▶ **PROBLEM DETAILS**
Leaving out every picture, quote the data below exactly as it appears.

--- BEGIN RAW RECORDS ---

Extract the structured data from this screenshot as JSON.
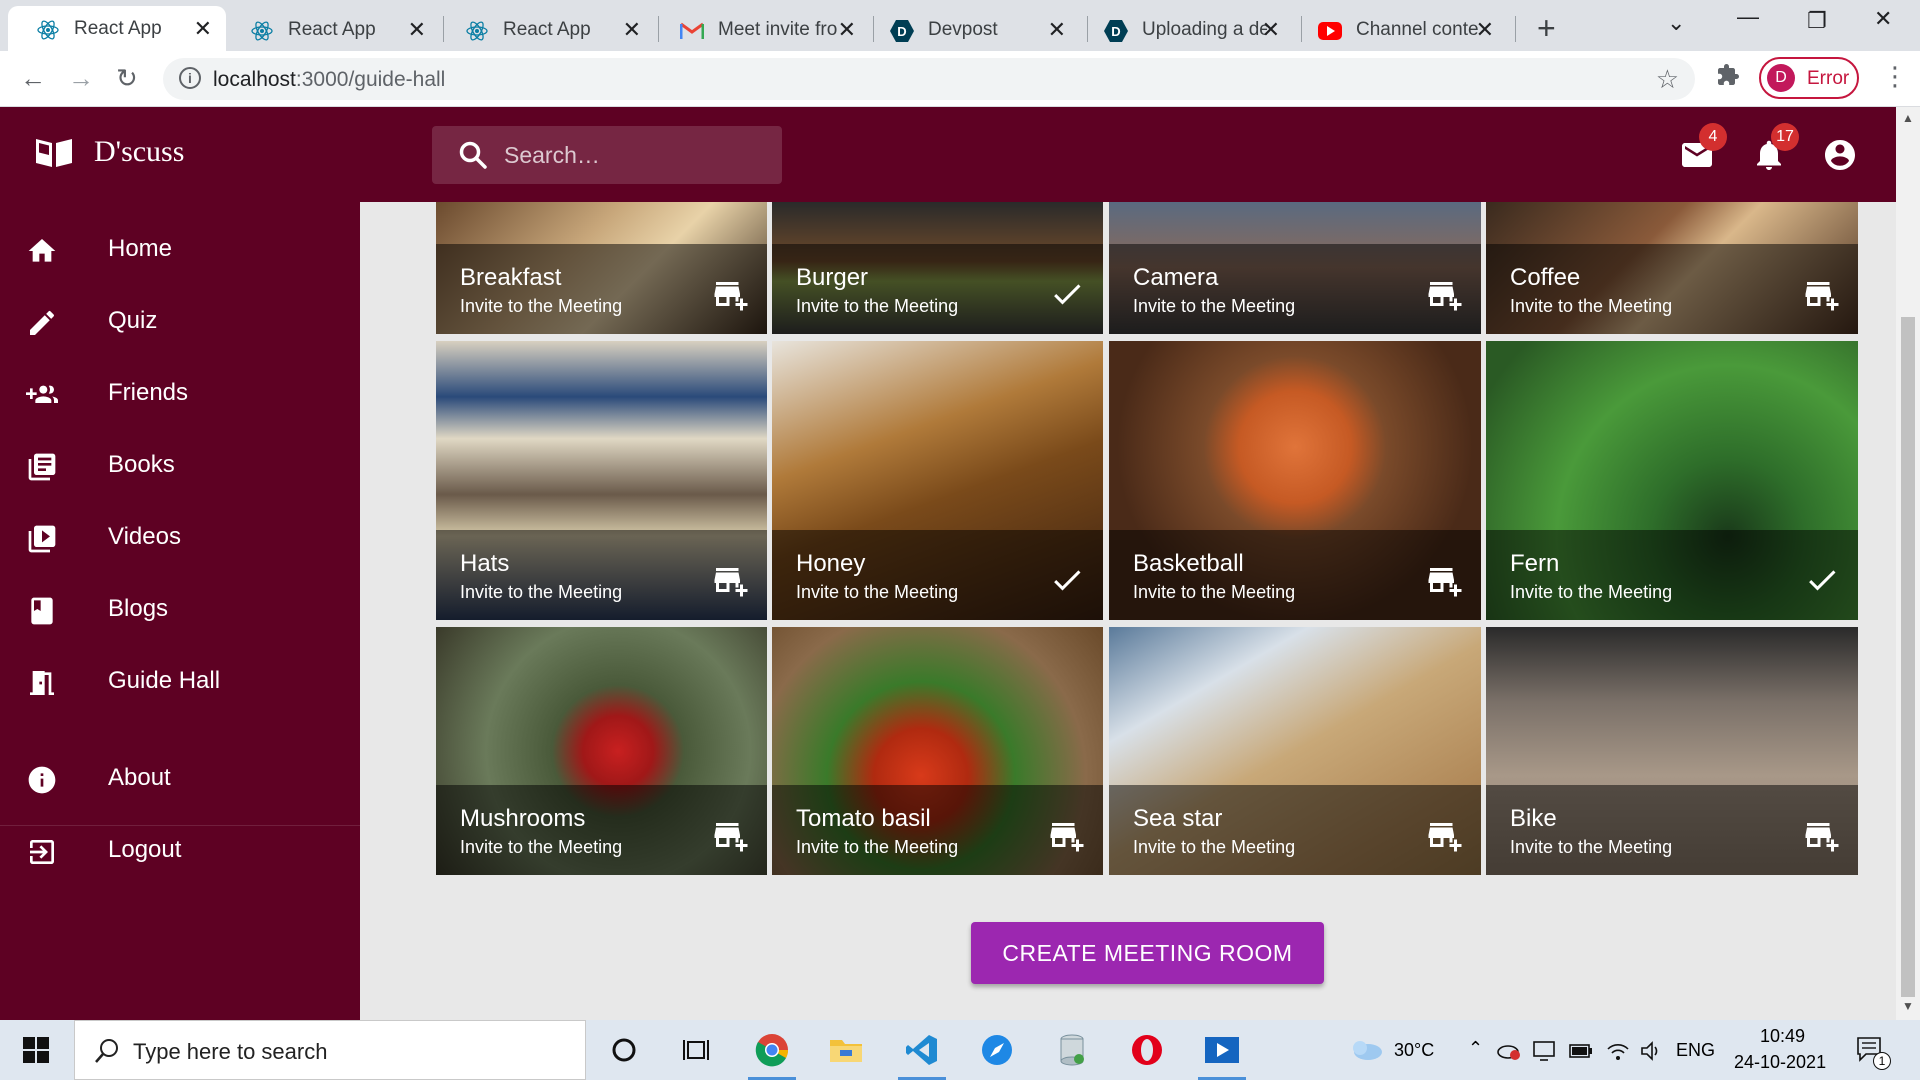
{
  "browser": {
    "tabs": [
      {
        "label": "React App",
        "favicon": "react-icon"
      },
      {
        "label": "React App",
        "favicon": "react-icon"
      },
      {
        "label": "React App",
        "favicon": "react-icon"
      },
      {
        "label": "Meet invite fro",
        "favicon": "gmail-icon"
      },
      {
        "label": "Devpost",
        "favicon": "devpost-icon"
      },
      {
        "label": "Uploading a de",
        "favicon": "devpost-icon"
      },
      {
        "label": "Channel conte",
        "favicon": "youtube-icon"
      }
    ],
    "url_host": "localhost",
    "url_path": ":3000/guide-hall",
    "profile_initial": "D",
    "profile_status": "Error"
  },
  "app": {
    "brand": "D'scuss",
    "search_placeholder": "Search…",
    "mail_count": "4",
    "notification_count": "17",
    "colors": {
      "primary": "#5e0123",
      "accent": "#9c27b0"
    },
    "nav": [
      {
        "label": "Home",
        "icon": "home-icon"
      },
      {
        "label": "Quiz",
        "icon": "pencil-icon"
      },
      {
        "label": "Friends",
        "icon": "group-add-icon"
      },
      {
        "label": "Books",
        "icon": "library-books-icon"
      },
      {
        "label": "Videos",
        "icon": "video-library-icon"
      },
      {
        "label": "Blogs",
        "icon": "book-icon"
      },
      {
        "label": "Guide Hall",
        "icon": "meeting-room-icon"
      },
      {
        "label": "About",
        "icon": "info-icon"
      },
      {
        "label": "Logout",
        "icon": "logout-icon"
      }
    ],
    "tiles": [
      {
        "title": "Breakfast",
        "subtitle": "Invite to the Meeting",
        "state": "add"
      },
      {
        "title": "Burger",
        "subtitle": "Invite to the Meeting",
        "state": "check"
      },
      {
        "title": "Camera",
        "subtitle": "Invite to the Meeting",
        "state": "add"
      },
      {
        "title": "Coffee",
        "subtitle": "Invite to the Meeting",
        "state": "add"
      },
      {
        "title": "Hats",
        "subtitle": "Invite to the Meeting",
        "state": "add"
      },
      {
        "title": "Honey",
        "subtitle": "Invite to the Meeting",
        "state": "check"
      },
      {
        "title": "Basketball",
        "subtitle": "Invite to the Meeting",
        "state": "add"
      },
      {
        "title": "Fern",
        "subtitle": "Invite to the Meeting",
        "state": "check"
      },
      {
        "title": "Mushrooms",
        "subtitle": "Invite to the Meeting",
        "state": "add"
      },
      {
        "title": "Tomato basil",
        "subtitle": "Invite to the Meeting",
        "state": "add"
      },
      {
        "title": "Sea star",
        "subtitle": "Invite to the Meeting",
        "state": "add"
      },
      {
        "title": "Bike",
        "subtitle": "Invite to the Meeting",
        "state": "add"
      }
    ],
    "cta_label": "CREATE MEETING ROOM"
  },
  "taskbar": {
    "search_placeholder": "Type here to search",
    "temperature": "30°C",
    "language": "ENG",
    "time": "10:49",
    "date": "24-10-2021",
    "notification_count": "1"
  }
}
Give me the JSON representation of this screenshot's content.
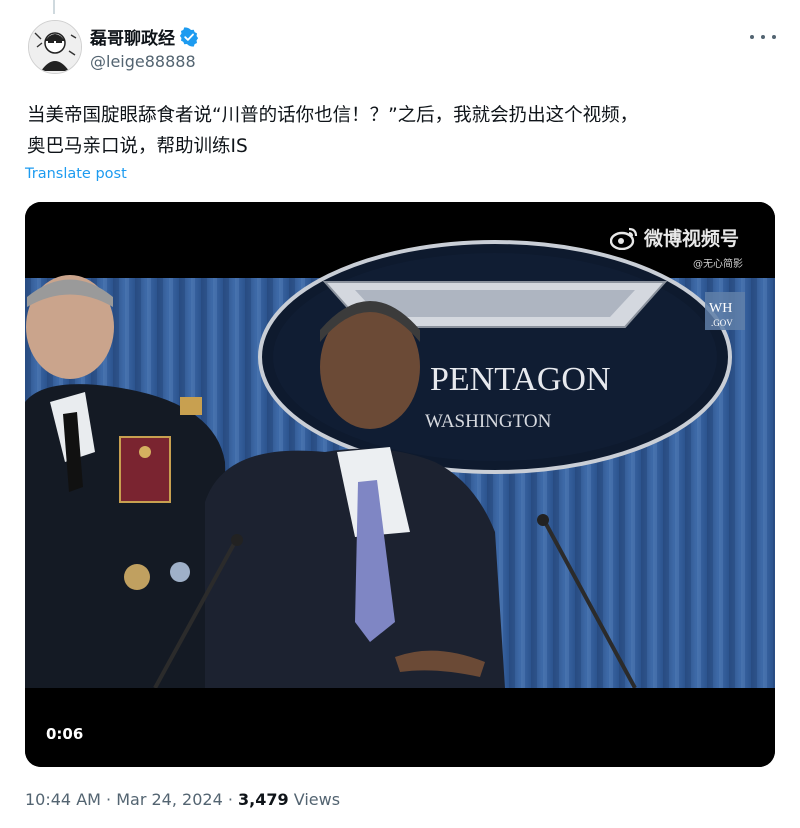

--- END RAW RECORDS ---

▶ **EXERCISE ANSWER**
Extract the structured data from this screenshot as JSON.
{
  "browser": {
    "tabs": [
      {
        "label": "React App",
        "favicon": "react-icon"
      },
      {
        "label": "React App",
        "favicon": "react-icon"
      },
      {
        "label": "React App",
        "favicon": "react-icon"
      },
      {
        "label": "Meet invite fro",
        "favicon": "gmail-icon"
      },
      {
        "label": "Devpost",
        "favicon": "devpost-icon"
      },
      {
        "label": "Uploading a de",
        "favicon": "devpost-icon"
      },
      {
        "label": "Channel conte",
        "favicon": "youtube-icon"
      }
    ],
    "url_host": "localhost",
    "url_path": ":3000/guide-hall",
    "profile_initial": "D",
    "profile_status": "Error"
  },
  "app": {
    "brand": "D'scuss",
    "search_placeholder": "Search…",
    "mail_count": "4",
    "notification_count": "17",
    "colors": {
      "primary": "#5e0123",
      "accent": "#9c27b0"
    },
    "nav": [
      {
        "label": "Home",
        "icon": "home-icon"
      },
      {
        "label": "Quiz",
        "icon": "pencil-icon"
      },
      {
        "label": "Friends",
        "icon": "group-add-icon"
      },
      {
        "label": "Books",
        "icon": "library-books-icon"
      },
      {
        "label": "Videos",
        "icon": "video-library-icon"
      },
      {
        "label": "Blogs",
        "icon": "book-icon"
      },
      {
        "label": "Guide Hall",
        "icon": "meeting-room-icon"
      },
      {
        "label": "About",
        "icon": "info-icon"
      },
      {
        "label": "Logout",
        "icon": "logout-icon"
      }
    ],
    "tiles": [
      {
        "title": "Breakfast",
        "subtitle": "Invite to the Meeting",
        "state": "add"
      },
      {
        "title": "Burger",
        "subtitle": "Invite to the Meeting",
        "state": "check"
      },
      {
        "title": "Camera",
        "subtitle": "Invite to the Meeting",
        "state": "add"
      },
      {
        "title": "Coffee",
        "subtitle": "Invite to the Meeting",
        "state": "add"
      },
      {
        "title": "Hats",
        "subtitle": "Invite to the Meeting",
        "state": "add"
      },
      {
        "title": "Honey",
        "subtitle": "Invite to the Meeting",
        "state": "check"
      },
      {
        "title": "Basketball",
        "subtitle": "Invite to the Meeting",
        "state": "add"
      },
      {
        "title": "Fern",
        "subtitle": "Invite to the Meeting",
        "state": "check"
      },
      {
        "title": "Mushrooms",
        "subtitle": "Invite to the Meeting",
        "state": "add"
      },
      {
        "title": "Tomato basil",
        "subtitle": "Invite to the Meeting",
        "state": "add"
      },
      {
        "title": "Sea star",
        "subtitle": "Invite to the Meeting",
        "state": "add"
      },
      {
        "title": "Bike",
        "subtitle": "Invite to the Meeting",
        "state": "add"
      }
    ],
    "cta_label": "CREATE MEETING ROOM"
  },
  "taskbar": {
    "search_placeholder": "Type here to search",
    "temperature": "30°C",
    "language": "ENG",
    "time": "10:49",
    "date": "24-10-2021",
    "notification_count": "1"
  }
}
Give me the JSON representation of this screenshot's content.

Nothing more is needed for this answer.